## Task details
Take each line containing the word "data" and copy it.

+ + +

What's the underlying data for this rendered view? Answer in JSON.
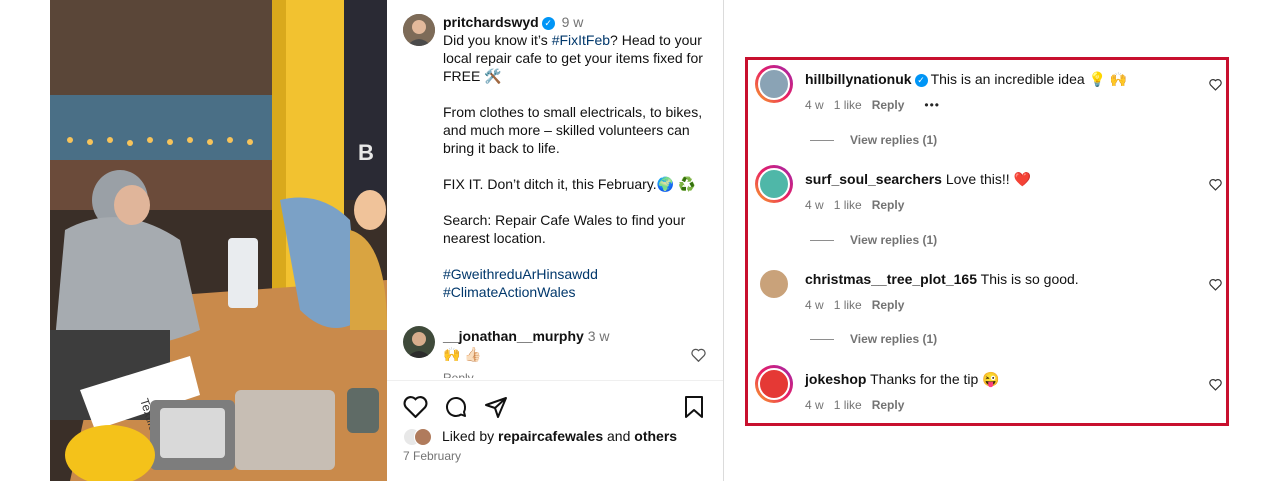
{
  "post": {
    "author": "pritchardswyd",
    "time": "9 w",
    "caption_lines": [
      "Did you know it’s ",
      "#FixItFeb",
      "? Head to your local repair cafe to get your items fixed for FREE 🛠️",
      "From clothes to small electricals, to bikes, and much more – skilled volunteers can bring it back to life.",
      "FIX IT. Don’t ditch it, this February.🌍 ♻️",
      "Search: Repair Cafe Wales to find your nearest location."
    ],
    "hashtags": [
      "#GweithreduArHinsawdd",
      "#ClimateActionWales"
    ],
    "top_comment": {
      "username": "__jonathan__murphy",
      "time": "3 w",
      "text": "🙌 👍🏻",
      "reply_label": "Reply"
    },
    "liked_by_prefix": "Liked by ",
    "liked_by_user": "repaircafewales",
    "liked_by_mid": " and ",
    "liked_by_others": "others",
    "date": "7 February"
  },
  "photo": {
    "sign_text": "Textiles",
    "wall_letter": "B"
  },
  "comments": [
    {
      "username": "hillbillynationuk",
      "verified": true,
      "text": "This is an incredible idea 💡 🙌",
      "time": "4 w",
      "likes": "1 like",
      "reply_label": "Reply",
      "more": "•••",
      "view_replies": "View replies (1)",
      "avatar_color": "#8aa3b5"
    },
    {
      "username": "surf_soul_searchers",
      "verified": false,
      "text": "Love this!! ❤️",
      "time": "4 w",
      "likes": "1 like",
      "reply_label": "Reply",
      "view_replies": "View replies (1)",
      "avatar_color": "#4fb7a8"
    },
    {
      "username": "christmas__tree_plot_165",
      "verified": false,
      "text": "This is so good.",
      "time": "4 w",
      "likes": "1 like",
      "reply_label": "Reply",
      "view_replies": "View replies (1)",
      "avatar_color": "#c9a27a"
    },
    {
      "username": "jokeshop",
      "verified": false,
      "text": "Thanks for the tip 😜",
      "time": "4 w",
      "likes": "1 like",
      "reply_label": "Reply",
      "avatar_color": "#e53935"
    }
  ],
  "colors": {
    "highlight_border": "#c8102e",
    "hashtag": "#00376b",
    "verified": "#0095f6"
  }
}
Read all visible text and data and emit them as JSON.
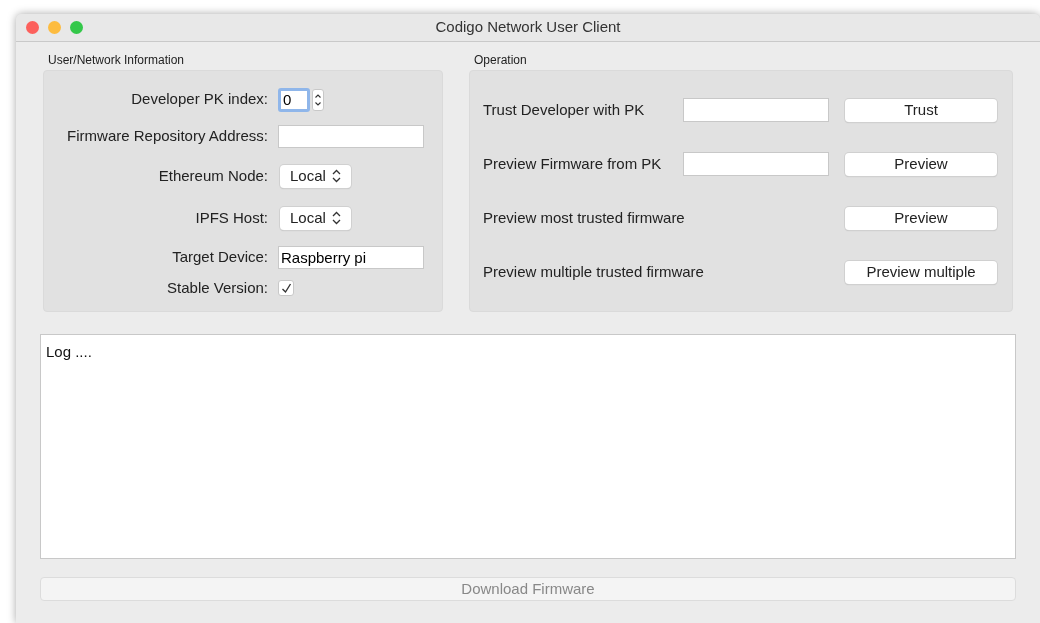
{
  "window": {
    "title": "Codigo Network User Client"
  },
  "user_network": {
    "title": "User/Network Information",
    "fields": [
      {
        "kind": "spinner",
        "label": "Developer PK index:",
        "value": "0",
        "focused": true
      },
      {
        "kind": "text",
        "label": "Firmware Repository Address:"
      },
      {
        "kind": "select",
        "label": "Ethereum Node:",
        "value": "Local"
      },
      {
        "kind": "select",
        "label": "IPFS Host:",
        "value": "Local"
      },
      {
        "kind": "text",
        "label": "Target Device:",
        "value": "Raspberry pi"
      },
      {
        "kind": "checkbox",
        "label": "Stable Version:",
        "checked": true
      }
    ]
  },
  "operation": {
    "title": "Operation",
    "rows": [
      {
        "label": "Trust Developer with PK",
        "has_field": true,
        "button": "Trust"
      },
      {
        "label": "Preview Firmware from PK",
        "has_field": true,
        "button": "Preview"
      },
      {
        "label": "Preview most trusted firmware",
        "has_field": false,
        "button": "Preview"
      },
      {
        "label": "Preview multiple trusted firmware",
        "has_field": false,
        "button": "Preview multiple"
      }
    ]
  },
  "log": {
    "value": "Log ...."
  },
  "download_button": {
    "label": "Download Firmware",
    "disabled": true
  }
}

+ + +

## Response to the exercise
What's the underlying data for this rendered view? Answer in JSON.
Read all visible text and data and emit them as JSON.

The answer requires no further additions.